Working data
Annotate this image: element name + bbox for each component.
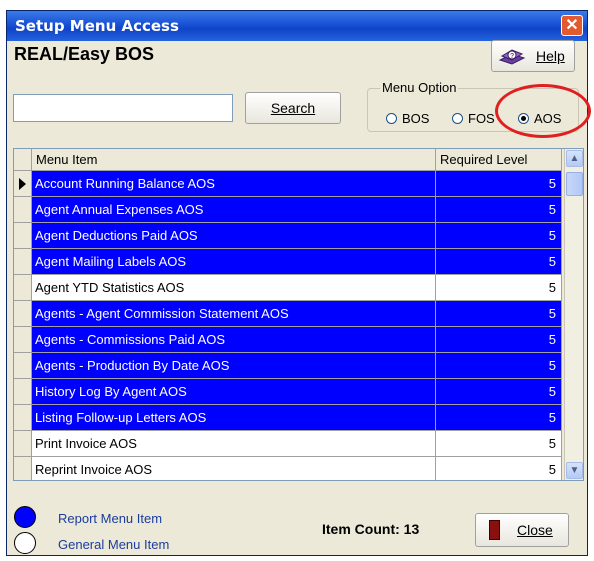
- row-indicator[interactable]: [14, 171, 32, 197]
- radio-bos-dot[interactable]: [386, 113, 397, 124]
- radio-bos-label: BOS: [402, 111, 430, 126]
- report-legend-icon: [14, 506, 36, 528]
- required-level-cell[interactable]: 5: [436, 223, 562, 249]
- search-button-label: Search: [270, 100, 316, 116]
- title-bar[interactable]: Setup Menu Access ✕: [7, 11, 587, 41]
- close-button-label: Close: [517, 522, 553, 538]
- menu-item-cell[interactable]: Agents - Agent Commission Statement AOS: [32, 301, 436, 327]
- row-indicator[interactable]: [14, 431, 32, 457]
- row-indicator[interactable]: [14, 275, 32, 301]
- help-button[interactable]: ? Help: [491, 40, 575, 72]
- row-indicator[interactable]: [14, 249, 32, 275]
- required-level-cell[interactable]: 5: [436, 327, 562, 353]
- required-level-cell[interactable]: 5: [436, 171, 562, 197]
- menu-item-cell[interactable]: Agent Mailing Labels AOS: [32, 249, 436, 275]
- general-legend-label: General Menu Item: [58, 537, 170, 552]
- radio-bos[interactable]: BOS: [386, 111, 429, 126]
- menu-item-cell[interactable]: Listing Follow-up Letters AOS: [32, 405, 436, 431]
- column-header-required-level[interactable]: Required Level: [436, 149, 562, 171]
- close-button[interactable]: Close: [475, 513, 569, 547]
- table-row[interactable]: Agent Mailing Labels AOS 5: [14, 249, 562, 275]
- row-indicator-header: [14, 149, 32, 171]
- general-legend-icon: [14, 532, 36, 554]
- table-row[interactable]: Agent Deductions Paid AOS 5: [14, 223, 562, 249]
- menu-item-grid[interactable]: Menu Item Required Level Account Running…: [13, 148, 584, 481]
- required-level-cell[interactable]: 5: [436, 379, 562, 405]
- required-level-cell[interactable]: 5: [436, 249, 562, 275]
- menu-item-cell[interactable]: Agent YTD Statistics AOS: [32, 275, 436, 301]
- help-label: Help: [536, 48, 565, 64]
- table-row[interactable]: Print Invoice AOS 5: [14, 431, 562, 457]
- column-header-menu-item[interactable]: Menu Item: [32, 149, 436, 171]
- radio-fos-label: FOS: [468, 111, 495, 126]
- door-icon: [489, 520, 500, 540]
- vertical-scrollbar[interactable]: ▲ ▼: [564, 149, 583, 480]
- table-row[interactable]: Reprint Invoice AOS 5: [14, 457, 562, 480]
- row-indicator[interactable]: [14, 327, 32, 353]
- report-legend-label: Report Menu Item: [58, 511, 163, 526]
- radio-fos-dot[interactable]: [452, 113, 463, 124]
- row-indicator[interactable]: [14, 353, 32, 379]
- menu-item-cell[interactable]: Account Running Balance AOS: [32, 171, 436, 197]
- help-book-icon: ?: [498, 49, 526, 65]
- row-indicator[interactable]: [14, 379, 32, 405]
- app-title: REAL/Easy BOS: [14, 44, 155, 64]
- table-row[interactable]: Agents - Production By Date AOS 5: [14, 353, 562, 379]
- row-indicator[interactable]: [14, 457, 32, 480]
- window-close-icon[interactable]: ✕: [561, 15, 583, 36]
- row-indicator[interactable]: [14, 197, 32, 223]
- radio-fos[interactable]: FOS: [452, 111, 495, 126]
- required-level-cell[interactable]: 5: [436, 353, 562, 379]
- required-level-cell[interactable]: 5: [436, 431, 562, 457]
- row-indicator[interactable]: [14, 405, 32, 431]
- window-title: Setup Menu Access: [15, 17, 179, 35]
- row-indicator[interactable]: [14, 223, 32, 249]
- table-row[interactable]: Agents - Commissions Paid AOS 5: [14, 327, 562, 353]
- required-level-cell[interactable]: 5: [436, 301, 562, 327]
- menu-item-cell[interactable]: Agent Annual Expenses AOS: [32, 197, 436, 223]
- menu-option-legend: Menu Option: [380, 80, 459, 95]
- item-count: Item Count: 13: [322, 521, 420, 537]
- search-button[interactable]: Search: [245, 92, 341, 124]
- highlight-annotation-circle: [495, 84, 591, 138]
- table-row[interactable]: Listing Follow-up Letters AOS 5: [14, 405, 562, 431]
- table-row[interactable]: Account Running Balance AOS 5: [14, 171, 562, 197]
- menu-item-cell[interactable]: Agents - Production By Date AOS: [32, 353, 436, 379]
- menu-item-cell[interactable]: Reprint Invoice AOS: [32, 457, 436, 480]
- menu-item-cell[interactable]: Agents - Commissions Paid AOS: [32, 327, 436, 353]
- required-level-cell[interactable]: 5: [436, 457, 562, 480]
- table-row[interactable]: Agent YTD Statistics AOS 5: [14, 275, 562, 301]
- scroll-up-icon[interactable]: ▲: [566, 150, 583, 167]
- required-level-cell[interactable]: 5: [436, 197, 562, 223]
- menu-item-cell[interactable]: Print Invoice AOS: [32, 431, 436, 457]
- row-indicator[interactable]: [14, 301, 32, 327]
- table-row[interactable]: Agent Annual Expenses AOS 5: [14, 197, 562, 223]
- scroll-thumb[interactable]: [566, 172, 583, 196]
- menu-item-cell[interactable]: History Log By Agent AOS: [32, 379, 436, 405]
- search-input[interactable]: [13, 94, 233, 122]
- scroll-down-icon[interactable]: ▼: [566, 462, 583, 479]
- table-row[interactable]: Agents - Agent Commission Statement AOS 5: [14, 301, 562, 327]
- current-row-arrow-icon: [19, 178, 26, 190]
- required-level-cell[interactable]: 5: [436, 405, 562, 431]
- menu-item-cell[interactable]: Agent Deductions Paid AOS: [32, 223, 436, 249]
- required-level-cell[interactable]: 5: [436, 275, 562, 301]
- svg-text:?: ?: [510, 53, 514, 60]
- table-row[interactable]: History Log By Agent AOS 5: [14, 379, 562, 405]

Task brief
Repeat, word for word, everything in the rows from the line containing "- row-indicator[interactable]: [14, 171, 32, 197]" down to the line containing "- radio-fos-dot[interactable]: [452, 113, 463, 124]", including both of those lines.

Solution to this task
- row-indicator[interactable]: [14, 171, 32, 197]
- radio-bos-dot[interactable]: [386, 113, 397, 124]
- radio-bos-label: BOS: [402, 111, 430, 126]
- report-legend-icon: [14, 506, 36, 528]
- required-level-cell[interactable]: 5: [436, 223, 562, 249]
- search-button-label: Search: [270, 100, 316, 116]
- title-bar[interactable]: Setup Menu Access ✕: [7, 11, 587, 41]
- close-button-label: Close: [517, 522, 553, 538]
- menu-item-cell[interactable]: Agents - Agent Commission Statement AOS: [32, 301, 436, 327]
- row-indicator[interactable]: [14, 431, 32, 457]
- row-indicator[interactable]: [14, 275, 32, 301]
- help-button[interactable]: ? Help: [491, 40, 575, 72]
- row-indicator[interactable]: [14, 249, 32, 275]
- required-level-cell[interactable]: 5: [436, 327, 562, 353]
- required-level-cell[interactable]: 5: [436, 171, 562, 197]
- menu-item-cell[interactable]: Agent Mailing Labels AOS: [32, 249, 436, 275]
- general-legend-label: General Menu Item: [58, 537, 170, 552]
- radio-bos[interactable]: BOS: [386, 111, 429, 126]
- menu-item-cell[interactable]: Listing Follow-up Letters AOS: [32, 405, 436, 431]
- column-header-required-level[interactable]: Required Level: [436, 149, 562, 171]
- close-button[interactable]: Close: [475, 513, 569, 547]
- table-row[interactable]: Agent Mailing Labels AOS 5: [14, 249, 562, 275]
- row-indicator-header: [14, 149, 32, 171]
- general-legend-icon: [14, 532, 36, 554]
- table-row[interactable]: Agent Deductions Paid AOS 5: [14, 223, 562, 249]
- menu-item-grid[interactable]: Menu Item Required Level Account Running…: [13, 148, 584, 481]
- required-level-cell[interactable]: 5: [436, 379, 562, 405]
- required-level-cell[interactable]: 5: [436, 249, 562, 275]
- menu-item-cell[interactable]: Agent YTD Statistics AOS: [32, 275, 436, 301]
- help-label: Help: [536, 48, 565, 64]
- table-row[interactable]: Print Invoice AOS 5: [14, 431, 562, 457]
- column-header-menu-item[interactable]: Menu Item: [32, 149, 436, 171]
- radio-fos-label: FOS: [468, 111, 495, 126]
- door-icon: [489, 520, 500, 540]
- vertical-scrollbar[interactable]: ▲ ▼: [564, 149, 583, 480]
- table-row[interactable]: Reprint Invoice AOS 5: [14, 457, 562, 480]
- row-indicator[interactable]: [14, 327, 32, 353]
- report-legend-label: Report Menu Item: [58, 511, 163, 526]
- radio-fos-dot[interactable]: [452, 113, 463, 124]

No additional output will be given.